─── RECORDS FOR THE EXERCISE ───

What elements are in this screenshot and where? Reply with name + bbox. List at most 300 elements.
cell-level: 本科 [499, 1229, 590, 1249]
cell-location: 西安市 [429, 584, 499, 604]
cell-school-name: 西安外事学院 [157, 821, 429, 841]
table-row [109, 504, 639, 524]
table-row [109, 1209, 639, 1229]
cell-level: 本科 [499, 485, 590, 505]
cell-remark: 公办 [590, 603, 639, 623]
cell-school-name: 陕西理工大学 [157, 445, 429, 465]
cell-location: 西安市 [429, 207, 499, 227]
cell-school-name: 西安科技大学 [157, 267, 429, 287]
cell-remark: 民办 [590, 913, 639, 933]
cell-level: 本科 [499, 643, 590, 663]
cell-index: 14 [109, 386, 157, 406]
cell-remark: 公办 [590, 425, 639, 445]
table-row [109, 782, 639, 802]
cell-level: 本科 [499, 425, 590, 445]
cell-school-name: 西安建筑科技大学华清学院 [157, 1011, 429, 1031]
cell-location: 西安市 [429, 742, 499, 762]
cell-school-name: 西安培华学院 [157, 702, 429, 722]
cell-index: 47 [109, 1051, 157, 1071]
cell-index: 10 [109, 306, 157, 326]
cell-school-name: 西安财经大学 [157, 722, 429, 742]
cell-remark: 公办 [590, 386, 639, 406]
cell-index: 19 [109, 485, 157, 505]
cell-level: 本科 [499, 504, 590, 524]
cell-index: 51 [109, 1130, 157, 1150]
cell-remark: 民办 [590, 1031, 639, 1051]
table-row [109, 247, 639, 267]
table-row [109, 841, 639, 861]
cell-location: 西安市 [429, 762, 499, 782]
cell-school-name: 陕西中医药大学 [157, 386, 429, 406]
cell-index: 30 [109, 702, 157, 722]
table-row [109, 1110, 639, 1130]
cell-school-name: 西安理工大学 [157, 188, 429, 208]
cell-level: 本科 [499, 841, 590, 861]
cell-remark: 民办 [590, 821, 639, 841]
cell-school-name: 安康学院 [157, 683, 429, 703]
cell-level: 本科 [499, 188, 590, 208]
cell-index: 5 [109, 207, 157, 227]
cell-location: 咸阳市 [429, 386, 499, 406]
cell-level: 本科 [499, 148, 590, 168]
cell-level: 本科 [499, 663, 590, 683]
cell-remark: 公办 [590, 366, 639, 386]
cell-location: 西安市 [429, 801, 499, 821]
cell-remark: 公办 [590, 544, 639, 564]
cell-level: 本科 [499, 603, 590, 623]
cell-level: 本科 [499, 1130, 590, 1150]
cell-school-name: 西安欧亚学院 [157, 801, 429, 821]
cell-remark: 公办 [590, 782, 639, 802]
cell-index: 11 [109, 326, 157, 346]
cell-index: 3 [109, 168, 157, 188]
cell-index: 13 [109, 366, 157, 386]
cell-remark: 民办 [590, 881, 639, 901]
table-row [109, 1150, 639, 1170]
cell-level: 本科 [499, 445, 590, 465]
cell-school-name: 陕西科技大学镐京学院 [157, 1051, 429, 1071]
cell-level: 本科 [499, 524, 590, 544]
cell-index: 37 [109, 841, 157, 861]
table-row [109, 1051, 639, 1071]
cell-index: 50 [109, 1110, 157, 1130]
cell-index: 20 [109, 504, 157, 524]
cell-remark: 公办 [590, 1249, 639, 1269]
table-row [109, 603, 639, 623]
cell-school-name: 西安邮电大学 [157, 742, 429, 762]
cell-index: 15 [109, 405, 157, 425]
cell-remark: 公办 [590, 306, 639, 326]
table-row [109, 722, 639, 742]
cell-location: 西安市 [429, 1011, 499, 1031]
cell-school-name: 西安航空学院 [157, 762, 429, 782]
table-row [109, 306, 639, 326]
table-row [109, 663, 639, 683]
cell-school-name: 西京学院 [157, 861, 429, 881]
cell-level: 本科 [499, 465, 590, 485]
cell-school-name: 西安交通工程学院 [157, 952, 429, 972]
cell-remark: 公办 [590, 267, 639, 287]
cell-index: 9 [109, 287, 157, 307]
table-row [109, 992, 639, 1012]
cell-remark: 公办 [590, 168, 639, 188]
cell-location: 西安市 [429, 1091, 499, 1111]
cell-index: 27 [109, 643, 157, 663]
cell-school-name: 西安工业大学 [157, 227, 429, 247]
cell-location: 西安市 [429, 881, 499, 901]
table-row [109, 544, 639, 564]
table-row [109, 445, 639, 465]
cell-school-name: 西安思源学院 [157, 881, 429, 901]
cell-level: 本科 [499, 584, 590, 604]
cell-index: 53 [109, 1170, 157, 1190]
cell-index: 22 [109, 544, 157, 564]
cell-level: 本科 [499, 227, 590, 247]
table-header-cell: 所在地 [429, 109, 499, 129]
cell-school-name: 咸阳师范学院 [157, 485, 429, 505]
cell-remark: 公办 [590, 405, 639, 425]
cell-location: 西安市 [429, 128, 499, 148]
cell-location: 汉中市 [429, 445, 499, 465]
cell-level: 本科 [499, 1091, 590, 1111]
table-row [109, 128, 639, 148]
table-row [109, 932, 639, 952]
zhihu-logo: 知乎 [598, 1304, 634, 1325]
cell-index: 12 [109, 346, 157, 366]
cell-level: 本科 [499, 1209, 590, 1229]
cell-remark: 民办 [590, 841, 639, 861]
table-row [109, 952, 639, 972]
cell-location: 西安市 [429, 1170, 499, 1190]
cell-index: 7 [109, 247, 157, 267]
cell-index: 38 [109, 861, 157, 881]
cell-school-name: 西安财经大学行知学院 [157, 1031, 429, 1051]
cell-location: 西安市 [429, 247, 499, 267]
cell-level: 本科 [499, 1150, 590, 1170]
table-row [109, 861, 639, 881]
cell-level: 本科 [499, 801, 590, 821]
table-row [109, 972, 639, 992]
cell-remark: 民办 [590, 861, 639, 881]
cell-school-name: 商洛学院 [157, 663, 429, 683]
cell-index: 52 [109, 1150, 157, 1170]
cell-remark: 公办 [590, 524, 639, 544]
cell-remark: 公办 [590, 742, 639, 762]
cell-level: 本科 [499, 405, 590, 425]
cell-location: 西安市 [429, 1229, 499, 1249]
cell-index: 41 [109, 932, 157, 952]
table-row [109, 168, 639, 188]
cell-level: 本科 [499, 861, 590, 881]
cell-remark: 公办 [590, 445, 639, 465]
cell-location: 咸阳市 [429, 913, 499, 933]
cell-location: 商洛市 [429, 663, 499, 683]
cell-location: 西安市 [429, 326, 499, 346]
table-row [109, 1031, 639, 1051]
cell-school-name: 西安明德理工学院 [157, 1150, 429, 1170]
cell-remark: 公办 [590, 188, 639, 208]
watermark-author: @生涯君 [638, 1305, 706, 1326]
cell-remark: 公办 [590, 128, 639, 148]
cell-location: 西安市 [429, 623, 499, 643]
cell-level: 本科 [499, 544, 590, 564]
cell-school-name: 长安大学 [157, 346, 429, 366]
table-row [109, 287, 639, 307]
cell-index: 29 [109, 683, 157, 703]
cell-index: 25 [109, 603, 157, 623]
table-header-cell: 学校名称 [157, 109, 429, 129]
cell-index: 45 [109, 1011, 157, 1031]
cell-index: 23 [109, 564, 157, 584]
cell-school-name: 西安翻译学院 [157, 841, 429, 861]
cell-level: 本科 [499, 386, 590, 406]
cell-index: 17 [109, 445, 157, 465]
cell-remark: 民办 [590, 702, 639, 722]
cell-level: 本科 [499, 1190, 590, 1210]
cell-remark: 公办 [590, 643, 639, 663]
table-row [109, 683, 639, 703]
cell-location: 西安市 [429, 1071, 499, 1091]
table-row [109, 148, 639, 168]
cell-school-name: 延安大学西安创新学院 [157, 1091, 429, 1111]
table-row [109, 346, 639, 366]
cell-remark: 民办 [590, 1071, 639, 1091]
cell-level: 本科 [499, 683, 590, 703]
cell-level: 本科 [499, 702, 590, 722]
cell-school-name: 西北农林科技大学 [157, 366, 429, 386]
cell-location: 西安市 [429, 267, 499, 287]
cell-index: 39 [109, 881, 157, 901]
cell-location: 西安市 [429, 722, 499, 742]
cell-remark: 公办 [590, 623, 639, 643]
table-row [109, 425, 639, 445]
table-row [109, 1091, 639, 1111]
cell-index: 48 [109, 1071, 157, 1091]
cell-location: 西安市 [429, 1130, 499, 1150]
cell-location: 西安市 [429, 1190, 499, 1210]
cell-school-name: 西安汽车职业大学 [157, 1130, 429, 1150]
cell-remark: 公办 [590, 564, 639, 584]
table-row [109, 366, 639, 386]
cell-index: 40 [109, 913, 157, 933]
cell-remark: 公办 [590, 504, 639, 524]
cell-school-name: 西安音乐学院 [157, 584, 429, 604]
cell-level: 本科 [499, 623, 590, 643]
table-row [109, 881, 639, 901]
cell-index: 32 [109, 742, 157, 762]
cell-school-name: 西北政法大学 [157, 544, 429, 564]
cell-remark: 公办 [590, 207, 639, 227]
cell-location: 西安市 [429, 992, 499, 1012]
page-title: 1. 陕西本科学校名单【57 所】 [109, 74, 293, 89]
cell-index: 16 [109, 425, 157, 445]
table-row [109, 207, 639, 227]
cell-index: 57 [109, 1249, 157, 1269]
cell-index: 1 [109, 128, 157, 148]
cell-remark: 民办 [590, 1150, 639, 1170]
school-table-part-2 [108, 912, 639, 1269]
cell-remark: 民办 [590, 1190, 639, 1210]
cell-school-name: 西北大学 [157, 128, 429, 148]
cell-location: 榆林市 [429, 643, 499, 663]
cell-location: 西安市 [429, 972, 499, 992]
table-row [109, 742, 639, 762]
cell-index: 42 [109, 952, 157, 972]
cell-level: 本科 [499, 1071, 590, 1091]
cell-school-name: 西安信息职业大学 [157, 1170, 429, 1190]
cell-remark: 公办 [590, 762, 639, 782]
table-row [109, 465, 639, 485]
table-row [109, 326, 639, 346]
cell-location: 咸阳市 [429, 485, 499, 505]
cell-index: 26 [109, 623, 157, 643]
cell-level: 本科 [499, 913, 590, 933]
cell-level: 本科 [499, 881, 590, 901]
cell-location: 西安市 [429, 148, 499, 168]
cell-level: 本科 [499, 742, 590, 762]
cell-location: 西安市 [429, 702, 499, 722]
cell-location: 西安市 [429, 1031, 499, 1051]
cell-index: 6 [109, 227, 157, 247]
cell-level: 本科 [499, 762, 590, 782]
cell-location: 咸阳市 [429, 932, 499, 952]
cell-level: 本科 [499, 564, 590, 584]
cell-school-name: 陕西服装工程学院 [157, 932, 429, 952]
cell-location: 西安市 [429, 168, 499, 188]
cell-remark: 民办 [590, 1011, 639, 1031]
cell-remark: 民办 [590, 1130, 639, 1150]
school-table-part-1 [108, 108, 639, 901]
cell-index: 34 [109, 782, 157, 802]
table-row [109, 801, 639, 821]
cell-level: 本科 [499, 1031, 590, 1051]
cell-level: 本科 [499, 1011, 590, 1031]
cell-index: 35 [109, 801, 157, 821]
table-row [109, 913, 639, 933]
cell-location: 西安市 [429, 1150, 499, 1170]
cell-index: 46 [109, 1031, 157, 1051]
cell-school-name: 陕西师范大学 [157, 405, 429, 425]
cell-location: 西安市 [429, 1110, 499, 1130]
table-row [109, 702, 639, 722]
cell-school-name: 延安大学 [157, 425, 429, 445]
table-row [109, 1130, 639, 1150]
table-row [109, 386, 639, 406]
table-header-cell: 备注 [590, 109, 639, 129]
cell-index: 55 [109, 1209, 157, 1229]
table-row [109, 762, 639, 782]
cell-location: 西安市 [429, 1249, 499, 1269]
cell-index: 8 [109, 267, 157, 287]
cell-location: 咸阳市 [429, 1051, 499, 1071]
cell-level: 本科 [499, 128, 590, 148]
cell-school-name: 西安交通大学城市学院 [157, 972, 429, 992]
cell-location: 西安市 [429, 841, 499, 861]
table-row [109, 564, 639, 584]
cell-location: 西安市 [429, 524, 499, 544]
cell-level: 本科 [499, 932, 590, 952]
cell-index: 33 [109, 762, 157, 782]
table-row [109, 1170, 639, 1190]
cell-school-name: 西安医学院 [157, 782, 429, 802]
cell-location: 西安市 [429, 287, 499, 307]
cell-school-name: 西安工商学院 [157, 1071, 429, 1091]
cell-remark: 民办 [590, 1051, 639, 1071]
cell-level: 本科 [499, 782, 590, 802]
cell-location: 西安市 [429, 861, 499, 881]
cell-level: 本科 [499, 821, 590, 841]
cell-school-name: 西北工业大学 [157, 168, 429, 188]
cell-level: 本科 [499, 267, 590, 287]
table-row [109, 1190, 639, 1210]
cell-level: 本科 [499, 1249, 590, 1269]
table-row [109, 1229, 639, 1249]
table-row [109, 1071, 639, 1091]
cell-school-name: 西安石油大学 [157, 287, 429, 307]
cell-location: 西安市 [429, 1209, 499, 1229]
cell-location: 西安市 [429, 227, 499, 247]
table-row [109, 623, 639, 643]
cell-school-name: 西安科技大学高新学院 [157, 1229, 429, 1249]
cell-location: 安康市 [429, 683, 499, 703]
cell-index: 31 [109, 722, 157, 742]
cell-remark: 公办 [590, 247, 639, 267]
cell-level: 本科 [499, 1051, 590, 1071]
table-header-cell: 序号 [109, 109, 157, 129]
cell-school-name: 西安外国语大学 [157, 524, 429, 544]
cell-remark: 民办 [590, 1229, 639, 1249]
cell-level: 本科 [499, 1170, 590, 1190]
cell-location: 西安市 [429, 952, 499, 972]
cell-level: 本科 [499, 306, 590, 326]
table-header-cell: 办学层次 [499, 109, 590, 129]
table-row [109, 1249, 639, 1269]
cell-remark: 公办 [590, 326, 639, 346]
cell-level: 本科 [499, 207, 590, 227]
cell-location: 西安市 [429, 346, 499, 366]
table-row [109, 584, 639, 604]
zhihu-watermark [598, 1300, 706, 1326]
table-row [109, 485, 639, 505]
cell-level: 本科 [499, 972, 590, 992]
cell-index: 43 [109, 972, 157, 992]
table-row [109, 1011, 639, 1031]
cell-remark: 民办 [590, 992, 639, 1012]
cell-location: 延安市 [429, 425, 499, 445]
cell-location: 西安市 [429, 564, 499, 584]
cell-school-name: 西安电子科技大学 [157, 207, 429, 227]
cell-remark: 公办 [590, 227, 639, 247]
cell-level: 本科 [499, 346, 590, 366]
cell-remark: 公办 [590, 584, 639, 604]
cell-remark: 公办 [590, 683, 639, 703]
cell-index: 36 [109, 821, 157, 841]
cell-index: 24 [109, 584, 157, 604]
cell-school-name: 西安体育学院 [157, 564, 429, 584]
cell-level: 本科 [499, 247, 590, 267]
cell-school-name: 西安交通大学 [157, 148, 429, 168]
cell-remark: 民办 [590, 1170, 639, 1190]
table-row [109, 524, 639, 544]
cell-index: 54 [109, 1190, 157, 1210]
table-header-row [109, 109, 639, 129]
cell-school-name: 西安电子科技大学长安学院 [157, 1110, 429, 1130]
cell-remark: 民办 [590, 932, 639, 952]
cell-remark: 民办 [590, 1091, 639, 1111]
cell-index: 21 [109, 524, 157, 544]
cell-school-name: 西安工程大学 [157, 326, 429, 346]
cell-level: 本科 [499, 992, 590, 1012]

───

◆ **DIRECTIVE**: Starting at the top of the entries and stopping after the line with "table-row [109, 1150, 639, 1170]", write those lines out again with "cell-remark" swapped for "cell-note" wherever it appears, leaving everything else the same.

◆ **FULL SOLUTION**:
What elements are in this screenshot and where? Reply with name + bbox. List at most 300 elements.
cell-level: 本科 [499, 1229, 590, 1249]
cell-location: 西安市 [429, 584, 499, 604]
cell-school-name: 西安外事学院 [157, 821, 429, 841]
table-row [109, 504, 639, 524]
table-row [109, 1209, 639, 1229]
cell-level: 本科 [499, 485, 590, 505]
cell-note: 公办 [590, 603, 639, 623]
cell-school-name: 陕西理工大学 [157, 445, 429, 465]
cell-location: 西安市 [429, 207, 499, 227]
cell-school-name: 西安科技大学 [157, 267, 429, 287]
cell-note: 民办 [590, 913, 639, 933]
cell-level: 本科 [499, 643, 590, 663]
cell-index: 14 [109, 386, 157, 406]
cell-note: 公办 [590, 425, 639, 445]
table-row [109, 782, 639, 802]
cell-level: 本科 [499, 425, 590, 445]
cell-school-name: 西安建筑科技大学华清学院 [157, 1011, 429, 1031]
cell-location: 西安市 [429, 742, 499, 762]
cell-school-name: 西安培华学院 [157, 702, 429, 722]
cell-index: 47 [109, 1051, 157, 1071]
cell-index: 10 [109, 306, 157, 326]
cell-school-name: 西安财经大学 [157, 722, 429, 742]
cell-note: 公办 [590, 386, 639, 406]
cell-index: 19 [109, 485, 157, 505]
cell-level: 本科 [499, 504, 590, 524]
cell-index: 51 [109, 1130, 157, 1150]
cell-note: 民办 [590, 1031, 639, 1051]
table-row [109, 247, 639, 267]
table-row [109, 841, 639, 861]
cell-location: 西安市 [429, 762, 499, 782]
cell-school-name: 陕西中医药大学 [157, 386, 429, 406]
cell-index: 30 [109, 702, 157, 722]
table-row [109, 1110, 639, 1130]
cell-school-name: 西安理工大学 [157, 188, 429, 208]
cell-level: 本科 [499, 841, 590, 861]
cell-note: 民办 [590, 821, 639, 841]
cell-school-name: 安康学院 [157, 683, 429, 703]
cell-level: 本科 [499, 188, 590, 208]
cell-index: 5 [109, 207, 157, 227]
cell-location: 咸阳市 [429, 386, 499, 406]
cell-level: 本科 [499, 148, 590, 168]
cell-level: 本科 [499, 663, 590, 683]
cell-note: 公办 [590, 366, 639, 386]
cell-location: 西安市 [429, 801, 499, 821]
cell-note: 公办 [590, 544, 639, 564]
cell-level: 本科 [499, 603, 590, 623]
cell-level: 本科 [499, 1130, 590, 1150]
cell-school-name: 西安欧亚学院 [157, 801, 429, 821]
cell-note: 公办 [590, 782, 639, 802]
cell-index: 11 [109, 326, 157, 346]
cell-index: 3 [109, 168, 157, 188]
cell-index: 13 [109, 366, 157, 386]
cell-note: 民办 [590, 881, 639, 901]
table-row [109, 1150, 639, 1170]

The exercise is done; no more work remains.